*** Exercise materials
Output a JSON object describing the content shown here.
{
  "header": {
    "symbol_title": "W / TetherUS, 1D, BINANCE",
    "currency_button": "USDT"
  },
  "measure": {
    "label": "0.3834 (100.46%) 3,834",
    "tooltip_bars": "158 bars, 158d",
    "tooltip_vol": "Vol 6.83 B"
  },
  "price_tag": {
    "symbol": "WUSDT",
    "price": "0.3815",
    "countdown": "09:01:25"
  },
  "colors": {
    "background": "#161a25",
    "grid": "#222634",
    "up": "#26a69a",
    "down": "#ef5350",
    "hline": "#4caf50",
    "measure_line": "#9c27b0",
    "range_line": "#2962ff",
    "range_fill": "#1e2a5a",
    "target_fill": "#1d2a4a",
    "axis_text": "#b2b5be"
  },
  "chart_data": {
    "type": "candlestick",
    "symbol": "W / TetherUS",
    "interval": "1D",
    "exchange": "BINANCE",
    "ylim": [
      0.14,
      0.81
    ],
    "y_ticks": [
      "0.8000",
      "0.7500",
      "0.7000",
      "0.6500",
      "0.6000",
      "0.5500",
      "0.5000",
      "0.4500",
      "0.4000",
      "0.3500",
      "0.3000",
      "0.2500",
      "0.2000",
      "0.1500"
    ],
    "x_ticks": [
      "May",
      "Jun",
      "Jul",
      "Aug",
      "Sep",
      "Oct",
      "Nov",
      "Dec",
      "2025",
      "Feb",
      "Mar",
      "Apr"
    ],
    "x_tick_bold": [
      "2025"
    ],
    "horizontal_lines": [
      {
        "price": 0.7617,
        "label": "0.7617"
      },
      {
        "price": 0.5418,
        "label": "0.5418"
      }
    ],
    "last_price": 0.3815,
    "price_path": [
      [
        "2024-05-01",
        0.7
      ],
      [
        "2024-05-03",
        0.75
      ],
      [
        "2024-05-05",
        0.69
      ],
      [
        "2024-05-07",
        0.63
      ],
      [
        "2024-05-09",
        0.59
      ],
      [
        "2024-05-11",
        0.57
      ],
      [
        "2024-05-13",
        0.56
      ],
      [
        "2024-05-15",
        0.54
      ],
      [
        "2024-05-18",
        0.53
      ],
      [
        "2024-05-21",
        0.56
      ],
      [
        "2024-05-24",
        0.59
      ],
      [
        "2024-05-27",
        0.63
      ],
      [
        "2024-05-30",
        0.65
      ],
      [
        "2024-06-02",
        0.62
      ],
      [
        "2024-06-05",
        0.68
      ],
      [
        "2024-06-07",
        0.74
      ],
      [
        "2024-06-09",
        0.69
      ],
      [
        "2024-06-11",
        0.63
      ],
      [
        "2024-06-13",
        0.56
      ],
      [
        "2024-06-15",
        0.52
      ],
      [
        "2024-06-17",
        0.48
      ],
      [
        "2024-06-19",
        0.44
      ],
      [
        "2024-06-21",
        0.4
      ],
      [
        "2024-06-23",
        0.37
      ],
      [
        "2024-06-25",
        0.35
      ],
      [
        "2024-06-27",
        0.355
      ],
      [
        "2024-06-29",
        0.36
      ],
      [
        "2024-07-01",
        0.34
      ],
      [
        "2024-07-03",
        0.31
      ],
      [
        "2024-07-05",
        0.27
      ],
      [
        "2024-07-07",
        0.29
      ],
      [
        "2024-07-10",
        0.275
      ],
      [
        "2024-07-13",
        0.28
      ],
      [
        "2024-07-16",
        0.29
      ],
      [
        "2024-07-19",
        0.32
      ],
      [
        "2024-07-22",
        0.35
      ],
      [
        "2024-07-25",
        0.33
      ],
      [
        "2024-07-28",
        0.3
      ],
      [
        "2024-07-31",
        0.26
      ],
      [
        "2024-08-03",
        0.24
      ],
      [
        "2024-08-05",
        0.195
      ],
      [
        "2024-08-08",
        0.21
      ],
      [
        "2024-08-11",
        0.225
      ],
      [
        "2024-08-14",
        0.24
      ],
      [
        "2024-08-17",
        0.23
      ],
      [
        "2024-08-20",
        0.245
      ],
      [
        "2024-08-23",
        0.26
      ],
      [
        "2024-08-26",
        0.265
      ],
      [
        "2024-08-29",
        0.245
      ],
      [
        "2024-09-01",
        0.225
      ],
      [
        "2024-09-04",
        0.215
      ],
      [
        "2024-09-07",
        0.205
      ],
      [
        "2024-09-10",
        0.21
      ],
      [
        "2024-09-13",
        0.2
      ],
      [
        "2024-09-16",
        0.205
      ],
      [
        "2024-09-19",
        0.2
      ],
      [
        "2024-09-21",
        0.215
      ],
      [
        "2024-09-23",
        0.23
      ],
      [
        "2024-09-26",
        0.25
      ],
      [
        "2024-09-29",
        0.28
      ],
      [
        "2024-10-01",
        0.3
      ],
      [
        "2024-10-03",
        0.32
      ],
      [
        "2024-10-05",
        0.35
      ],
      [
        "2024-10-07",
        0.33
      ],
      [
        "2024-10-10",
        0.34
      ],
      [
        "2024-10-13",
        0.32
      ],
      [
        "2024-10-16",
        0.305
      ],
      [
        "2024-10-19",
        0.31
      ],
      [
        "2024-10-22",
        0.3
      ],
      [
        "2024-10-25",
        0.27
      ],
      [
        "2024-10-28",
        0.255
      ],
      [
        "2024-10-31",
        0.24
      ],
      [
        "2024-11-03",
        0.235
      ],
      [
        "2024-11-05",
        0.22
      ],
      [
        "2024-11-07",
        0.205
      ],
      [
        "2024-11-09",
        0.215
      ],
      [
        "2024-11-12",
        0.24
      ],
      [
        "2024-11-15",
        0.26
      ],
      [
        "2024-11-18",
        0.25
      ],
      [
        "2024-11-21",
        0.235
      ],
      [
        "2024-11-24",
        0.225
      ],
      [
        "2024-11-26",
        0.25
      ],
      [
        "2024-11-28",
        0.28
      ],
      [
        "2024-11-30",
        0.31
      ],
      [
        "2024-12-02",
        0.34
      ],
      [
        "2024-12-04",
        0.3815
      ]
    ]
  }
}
******
To be done
Using the records above, gather all lines where the string "TetherUS" is present.

Result of this task
    "symbol_title": "W / TetherUS, 1D, BINANCE",
    "symbol": "W / TetherUS",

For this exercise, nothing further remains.